Set problem: Show all lines that include the string "than"; copy each one.

§

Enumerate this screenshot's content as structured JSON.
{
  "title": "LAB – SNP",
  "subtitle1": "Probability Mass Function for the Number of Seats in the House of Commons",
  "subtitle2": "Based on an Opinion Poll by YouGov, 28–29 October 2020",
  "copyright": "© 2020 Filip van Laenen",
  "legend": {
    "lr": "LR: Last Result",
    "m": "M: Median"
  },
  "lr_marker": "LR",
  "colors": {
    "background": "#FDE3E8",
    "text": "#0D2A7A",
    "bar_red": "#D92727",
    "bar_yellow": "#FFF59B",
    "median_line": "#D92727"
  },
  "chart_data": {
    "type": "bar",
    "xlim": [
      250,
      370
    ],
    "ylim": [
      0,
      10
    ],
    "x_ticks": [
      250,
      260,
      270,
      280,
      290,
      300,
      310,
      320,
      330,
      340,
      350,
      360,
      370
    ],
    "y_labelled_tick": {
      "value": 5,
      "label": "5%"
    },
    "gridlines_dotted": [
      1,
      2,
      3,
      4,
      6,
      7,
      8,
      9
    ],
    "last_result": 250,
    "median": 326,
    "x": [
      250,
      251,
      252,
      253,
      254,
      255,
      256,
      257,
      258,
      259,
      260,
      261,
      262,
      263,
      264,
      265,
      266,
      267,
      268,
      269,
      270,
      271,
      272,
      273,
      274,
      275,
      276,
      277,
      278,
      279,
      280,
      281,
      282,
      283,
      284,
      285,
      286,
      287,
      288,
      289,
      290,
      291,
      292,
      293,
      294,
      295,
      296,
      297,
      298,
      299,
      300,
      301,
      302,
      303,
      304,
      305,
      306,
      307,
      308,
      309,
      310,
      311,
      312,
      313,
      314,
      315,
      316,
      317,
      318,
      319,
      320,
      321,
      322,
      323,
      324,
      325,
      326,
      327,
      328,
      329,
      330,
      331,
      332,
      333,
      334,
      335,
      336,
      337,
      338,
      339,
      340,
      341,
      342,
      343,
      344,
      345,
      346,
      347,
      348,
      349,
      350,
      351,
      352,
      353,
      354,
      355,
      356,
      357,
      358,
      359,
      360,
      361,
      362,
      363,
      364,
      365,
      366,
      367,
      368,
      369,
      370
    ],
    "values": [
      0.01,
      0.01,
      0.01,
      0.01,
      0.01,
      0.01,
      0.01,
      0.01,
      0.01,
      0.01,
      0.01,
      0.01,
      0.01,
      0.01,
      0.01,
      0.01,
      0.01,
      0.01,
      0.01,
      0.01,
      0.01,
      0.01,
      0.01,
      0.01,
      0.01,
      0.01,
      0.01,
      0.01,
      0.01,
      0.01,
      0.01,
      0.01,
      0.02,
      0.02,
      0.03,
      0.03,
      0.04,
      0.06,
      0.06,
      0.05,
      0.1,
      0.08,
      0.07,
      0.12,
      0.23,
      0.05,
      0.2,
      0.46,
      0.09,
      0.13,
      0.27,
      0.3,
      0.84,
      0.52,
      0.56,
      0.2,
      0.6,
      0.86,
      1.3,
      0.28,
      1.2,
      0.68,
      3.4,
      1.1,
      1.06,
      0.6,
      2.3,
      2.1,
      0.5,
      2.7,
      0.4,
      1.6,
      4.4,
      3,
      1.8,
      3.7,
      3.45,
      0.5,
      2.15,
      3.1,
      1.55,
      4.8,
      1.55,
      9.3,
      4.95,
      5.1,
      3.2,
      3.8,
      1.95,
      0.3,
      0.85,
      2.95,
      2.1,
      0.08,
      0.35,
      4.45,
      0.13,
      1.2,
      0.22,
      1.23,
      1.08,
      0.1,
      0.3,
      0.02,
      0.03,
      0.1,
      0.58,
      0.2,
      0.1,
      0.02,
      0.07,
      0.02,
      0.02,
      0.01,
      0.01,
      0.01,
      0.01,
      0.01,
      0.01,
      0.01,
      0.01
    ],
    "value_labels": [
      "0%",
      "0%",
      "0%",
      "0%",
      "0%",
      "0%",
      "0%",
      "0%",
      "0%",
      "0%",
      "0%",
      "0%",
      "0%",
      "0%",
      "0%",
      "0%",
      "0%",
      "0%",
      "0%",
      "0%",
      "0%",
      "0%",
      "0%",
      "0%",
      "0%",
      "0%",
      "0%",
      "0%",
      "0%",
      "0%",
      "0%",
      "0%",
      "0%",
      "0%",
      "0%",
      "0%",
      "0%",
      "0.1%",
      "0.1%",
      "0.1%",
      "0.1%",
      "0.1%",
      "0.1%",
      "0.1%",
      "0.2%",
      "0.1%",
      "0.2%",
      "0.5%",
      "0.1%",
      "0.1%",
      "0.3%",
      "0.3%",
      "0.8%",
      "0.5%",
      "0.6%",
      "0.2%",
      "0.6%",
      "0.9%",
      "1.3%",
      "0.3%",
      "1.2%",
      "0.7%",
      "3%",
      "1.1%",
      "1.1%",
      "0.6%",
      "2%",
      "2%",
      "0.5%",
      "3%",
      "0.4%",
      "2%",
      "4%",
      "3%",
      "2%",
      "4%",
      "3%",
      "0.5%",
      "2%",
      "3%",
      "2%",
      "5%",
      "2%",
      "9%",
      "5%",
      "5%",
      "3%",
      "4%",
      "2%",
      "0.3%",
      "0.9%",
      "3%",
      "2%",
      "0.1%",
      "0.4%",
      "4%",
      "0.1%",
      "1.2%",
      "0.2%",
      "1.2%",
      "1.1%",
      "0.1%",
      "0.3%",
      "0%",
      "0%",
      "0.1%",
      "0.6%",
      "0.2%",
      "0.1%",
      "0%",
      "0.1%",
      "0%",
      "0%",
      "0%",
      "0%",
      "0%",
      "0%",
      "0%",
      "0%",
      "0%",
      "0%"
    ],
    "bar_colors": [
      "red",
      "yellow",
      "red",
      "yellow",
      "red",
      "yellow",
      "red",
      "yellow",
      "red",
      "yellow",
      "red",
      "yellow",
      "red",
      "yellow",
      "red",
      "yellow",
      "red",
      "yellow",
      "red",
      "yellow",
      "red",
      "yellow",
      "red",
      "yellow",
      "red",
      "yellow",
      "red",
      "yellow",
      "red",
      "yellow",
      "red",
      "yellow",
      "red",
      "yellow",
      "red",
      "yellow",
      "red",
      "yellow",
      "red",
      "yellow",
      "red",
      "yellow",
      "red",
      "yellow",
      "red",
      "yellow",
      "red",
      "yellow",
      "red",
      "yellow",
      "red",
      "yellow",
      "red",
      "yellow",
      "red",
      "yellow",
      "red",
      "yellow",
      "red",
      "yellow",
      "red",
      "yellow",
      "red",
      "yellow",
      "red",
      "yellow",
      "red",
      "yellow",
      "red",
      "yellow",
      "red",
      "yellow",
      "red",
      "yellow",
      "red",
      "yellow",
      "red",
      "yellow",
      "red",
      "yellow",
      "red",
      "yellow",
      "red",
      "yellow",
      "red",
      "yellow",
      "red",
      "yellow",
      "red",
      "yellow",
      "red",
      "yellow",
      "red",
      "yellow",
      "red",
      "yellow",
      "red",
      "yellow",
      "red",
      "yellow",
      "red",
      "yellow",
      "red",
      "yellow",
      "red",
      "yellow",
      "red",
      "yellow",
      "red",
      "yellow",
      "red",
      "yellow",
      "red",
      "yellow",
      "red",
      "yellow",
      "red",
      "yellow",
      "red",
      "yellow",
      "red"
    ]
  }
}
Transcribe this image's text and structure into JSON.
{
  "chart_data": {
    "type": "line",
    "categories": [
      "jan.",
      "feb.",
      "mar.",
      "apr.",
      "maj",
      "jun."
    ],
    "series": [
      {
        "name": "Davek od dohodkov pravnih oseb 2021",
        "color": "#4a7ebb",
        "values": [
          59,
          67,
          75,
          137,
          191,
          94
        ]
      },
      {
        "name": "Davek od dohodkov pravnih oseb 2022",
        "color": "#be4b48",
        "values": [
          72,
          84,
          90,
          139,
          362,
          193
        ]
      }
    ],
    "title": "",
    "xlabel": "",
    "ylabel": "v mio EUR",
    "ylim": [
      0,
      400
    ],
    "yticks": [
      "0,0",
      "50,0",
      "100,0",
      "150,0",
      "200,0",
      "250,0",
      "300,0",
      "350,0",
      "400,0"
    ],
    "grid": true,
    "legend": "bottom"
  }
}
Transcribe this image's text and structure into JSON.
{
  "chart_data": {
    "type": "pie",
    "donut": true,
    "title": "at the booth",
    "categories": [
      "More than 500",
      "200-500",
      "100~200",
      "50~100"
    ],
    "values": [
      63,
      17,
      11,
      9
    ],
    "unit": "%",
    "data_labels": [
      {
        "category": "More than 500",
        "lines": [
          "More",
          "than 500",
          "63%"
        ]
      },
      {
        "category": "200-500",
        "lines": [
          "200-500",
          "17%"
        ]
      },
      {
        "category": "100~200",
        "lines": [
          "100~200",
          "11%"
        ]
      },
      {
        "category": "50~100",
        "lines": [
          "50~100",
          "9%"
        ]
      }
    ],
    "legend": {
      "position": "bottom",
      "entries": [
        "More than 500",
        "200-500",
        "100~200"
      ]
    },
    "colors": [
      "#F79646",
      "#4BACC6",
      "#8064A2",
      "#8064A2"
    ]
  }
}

§

Output of the task:
      "More than 500",
        "category": "More than 500",
          "than 500",
        "More than 500",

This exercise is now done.